[begin STORED RECORDS]
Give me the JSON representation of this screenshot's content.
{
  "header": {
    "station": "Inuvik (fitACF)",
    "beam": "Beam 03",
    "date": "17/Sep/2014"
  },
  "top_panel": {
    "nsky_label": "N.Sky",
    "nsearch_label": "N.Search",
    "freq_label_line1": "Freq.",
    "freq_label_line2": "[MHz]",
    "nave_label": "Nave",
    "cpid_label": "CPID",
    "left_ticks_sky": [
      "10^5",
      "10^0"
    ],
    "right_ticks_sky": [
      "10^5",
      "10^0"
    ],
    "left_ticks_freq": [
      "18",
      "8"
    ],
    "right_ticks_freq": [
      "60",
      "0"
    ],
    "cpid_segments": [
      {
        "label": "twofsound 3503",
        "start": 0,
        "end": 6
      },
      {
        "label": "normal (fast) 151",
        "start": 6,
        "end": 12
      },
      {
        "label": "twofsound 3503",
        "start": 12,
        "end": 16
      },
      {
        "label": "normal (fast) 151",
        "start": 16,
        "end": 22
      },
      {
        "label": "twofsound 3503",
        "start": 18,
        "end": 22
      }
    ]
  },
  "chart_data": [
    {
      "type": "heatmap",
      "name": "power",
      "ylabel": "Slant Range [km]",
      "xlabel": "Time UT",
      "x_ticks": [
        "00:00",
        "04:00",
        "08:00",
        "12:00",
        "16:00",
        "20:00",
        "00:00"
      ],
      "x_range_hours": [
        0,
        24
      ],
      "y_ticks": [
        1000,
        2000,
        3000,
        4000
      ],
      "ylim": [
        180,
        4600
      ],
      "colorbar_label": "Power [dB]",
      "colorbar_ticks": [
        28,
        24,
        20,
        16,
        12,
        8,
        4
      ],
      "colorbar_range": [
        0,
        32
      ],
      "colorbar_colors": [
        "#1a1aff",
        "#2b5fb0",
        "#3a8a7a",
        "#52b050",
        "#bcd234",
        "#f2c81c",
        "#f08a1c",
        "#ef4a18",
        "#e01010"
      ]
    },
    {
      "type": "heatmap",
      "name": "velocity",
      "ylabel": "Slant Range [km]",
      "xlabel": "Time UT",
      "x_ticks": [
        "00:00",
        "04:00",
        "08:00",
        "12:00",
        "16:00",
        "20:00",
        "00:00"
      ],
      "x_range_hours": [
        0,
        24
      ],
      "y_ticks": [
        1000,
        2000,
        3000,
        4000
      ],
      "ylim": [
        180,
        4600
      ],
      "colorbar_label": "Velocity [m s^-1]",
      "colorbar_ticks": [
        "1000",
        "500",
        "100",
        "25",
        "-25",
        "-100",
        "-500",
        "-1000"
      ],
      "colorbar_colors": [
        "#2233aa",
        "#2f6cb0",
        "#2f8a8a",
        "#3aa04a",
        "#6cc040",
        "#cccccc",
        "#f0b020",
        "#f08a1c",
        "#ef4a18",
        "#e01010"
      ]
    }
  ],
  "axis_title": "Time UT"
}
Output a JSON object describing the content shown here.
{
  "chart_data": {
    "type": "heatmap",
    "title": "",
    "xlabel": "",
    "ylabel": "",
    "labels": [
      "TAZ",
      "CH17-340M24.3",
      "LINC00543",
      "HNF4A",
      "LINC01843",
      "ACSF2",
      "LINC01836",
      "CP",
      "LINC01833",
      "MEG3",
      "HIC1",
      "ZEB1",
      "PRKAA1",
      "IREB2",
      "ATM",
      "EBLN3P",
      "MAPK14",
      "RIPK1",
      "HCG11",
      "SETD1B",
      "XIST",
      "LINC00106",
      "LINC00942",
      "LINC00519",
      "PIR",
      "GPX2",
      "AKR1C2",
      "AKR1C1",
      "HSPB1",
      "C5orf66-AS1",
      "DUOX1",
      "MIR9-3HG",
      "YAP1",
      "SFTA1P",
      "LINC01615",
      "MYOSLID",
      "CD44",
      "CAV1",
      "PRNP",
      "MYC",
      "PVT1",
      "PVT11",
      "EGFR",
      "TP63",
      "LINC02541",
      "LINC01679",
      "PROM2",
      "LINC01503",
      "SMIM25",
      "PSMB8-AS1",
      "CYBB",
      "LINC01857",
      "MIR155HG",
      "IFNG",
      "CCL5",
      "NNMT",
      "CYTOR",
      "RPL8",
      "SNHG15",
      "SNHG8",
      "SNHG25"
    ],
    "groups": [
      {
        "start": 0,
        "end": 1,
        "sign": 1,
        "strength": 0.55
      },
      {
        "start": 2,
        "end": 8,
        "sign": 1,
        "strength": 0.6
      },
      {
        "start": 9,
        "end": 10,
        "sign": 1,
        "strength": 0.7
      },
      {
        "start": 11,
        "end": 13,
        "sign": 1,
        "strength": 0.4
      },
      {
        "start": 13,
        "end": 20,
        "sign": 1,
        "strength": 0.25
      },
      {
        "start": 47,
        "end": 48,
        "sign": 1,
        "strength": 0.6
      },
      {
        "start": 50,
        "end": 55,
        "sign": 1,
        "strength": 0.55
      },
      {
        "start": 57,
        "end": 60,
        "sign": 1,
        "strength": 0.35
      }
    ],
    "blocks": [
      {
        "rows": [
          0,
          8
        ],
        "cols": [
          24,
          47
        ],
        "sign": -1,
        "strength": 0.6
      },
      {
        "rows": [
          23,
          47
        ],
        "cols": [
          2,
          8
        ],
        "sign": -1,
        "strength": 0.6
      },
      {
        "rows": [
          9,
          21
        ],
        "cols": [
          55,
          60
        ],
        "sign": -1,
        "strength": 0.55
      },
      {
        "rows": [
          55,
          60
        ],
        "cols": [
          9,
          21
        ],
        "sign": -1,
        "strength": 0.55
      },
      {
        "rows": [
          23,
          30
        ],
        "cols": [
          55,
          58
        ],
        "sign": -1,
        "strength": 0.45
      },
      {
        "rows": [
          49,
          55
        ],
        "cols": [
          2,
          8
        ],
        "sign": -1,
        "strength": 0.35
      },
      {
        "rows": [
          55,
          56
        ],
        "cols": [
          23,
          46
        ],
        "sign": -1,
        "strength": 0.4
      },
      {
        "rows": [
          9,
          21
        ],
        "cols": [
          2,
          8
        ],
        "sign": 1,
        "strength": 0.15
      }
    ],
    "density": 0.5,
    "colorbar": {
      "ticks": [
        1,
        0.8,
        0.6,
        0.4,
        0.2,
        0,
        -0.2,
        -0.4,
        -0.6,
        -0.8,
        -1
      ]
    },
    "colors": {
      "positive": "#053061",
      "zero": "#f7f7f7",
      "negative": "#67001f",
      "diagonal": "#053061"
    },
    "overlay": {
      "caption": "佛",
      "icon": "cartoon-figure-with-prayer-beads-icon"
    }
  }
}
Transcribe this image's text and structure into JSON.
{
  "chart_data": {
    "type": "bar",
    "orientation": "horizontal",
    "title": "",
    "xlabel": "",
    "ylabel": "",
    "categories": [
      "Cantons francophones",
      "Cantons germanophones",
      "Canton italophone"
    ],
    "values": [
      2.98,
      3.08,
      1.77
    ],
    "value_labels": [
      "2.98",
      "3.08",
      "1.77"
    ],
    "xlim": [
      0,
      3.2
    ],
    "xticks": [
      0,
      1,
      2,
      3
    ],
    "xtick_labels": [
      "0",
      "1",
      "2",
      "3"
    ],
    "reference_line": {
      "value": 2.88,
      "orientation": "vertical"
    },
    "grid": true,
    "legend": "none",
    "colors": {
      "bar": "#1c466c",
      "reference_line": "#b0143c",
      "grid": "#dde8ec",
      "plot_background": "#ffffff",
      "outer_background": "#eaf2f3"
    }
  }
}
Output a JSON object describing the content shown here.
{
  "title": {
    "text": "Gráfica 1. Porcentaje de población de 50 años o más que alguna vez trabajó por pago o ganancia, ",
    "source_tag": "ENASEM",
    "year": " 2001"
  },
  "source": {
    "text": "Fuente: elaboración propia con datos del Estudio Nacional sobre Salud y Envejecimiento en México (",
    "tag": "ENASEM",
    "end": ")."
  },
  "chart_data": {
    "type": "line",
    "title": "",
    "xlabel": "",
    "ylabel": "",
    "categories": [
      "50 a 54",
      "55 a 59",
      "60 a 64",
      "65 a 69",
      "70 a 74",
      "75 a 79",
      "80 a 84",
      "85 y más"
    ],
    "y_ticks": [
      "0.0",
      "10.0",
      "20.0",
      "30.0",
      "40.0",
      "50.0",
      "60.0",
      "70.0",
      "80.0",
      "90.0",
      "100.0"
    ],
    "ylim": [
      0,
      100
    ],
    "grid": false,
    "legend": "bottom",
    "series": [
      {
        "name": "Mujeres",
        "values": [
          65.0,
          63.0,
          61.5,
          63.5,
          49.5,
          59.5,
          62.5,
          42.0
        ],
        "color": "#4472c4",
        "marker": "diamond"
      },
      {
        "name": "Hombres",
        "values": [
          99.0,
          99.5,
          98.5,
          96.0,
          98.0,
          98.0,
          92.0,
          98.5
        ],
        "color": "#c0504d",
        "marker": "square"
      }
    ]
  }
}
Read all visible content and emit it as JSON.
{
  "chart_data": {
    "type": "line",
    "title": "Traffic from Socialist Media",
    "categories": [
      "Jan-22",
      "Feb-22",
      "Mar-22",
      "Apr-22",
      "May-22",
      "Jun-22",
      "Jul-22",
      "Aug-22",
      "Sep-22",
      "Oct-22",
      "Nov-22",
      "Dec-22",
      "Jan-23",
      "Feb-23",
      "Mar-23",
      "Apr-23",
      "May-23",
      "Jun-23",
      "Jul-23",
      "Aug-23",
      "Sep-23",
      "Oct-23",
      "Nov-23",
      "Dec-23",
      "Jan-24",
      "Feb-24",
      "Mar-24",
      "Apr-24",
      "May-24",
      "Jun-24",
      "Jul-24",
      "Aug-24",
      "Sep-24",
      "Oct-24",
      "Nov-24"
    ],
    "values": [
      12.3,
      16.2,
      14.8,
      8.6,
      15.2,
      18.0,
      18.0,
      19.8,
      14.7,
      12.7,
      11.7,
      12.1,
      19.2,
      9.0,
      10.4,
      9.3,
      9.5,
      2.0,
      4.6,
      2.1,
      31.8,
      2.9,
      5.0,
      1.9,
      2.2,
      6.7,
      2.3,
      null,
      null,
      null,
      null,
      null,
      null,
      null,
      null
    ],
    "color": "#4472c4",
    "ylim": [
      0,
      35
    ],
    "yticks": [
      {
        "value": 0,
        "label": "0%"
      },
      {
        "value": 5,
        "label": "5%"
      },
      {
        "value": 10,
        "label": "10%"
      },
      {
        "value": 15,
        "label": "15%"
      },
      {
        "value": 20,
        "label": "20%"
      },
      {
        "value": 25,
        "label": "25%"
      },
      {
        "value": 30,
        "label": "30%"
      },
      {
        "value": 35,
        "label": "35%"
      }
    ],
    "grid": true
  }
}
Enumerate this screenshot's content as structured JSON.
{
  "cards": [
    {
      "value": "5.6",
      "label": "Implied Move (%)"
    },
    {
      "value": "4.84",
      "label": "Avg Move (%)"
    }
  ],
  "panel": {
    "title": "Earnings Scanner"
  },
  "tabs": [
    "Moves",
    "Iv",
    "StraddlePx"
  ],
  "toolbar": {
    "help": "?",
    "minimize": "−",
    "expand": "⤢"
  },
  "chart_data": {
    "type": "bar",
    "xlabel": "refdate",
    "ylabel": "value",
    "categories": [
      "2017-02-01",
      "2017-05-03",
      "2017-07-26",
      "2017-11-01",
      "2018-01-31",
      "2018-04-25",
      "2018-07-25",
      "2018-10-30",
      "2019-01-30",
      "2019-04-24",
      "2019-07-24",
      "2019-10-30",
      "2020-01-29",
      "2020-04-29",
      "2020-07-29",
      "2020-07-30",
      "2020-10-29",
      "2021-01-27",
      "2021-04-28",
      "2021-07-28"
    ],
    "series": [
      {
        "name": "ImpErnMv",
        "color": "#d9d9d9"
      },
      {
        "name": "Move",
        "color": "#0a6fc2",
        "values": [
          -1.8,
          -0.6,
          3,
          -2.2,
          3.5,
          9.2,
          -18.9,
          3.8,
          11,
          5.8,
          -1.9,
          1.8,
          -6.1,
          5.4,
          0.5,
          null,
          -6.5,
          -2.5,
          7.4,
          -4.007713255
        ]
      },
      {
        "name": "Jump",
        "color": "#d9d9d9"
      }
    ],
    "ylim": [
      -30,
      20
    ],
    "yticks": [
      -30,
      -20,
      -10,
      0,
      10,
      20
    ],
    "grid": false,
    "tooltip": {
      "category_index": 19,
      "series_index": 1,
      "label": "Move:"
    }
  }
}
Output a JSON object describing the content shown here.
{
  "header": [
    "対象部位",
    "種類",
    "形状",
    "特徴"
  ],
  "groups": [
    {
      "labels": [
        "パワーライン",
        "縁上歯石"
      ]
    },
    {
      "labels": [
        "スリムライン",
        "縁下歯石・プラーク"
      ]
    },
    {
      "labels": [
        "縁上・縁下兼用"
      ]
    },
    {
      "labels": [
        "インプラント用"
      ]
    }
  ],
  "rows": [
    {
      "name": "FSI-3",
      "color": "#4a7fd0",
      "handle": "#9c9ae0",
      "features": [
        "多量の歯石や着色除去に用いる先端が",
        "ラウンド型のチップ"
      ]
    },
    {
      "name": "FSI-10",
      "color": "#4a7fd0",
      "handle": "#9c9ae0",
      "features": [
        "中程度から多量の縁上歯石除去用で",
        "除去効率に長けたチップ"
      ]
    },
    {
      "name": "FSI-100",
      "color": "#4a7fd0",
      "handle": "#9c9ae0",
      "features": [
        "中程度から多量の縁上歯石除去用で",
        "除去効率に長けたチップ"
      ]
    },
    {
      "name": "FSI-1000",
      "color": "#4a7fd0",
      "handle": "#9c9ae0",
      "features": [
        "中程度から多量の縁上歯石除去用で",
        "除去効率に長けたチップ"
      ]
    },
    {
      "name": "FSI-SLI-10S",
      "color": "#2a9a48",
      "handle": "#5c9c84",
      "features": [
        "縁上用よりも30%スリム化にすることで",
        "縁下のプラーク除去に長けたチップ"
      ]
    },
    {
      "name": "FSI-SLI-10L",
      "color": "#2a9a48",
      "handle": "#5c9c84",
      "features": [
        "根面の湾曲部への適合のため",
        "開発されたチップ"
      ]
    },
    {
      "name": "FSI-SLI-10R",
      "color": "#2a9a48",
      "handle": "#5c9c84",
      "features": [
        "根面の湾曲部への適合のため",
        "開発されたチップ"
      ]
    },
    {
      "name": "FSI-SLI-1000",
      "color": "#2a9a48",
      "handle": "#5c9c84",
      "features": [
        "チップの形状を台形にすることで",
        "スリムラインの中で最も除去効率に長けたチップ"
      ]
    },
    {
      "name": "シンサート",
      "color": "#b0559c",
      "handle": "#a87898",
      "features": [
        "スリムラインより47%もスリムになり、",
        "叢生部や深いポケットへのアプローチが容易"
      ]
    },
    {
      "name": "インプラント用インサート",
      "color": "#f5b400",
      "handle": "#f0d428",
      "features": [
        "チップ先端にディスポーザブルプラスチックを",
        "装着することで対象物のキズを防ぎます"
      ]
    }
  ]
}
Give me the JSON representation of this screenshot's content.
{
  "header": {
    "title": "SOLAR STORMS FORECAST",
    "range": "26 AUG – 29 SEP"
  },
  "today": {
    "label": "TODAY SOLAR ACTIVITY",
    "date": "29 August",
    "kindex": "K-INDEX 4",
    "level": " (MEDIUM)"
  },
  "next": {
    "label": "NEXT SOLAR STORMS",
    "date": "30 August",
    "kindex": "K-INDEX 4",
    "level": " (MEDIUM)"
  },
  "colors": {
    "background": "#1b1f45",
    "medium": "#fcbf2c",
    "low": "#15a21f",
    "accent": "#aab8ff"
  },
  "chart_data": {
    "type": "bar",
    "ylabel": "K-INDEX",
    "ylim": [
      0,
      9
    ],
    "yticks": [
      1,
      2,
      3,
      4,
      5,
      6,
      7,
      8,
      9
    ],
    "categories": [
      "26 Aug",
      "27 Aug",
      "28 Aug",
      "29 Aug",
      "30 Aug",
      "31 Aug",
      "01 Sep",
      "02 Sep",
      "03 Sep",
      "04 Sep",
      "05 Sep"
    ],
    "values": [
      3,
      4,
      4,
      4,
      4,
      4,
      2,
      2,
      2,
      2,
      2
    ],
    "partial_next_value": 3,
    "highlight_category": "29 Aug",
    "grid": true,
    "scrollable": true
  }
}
[end STORED RECORDS]
EXERCISE DESCRIPTION
Which lines include the word "text"? Copy every one of them.

RESULT OF THE TASK
Transcribe this image's text and structure into JSON.
    "text": "Gráfica 1. Porcentaje de población de 50 años o más que alguna vez trabajó por pago o ganancia, ",
    "text": "Fuente: elaboración propia con datos del Estudio Nacional sobre Salud y Envejecimiento en México (",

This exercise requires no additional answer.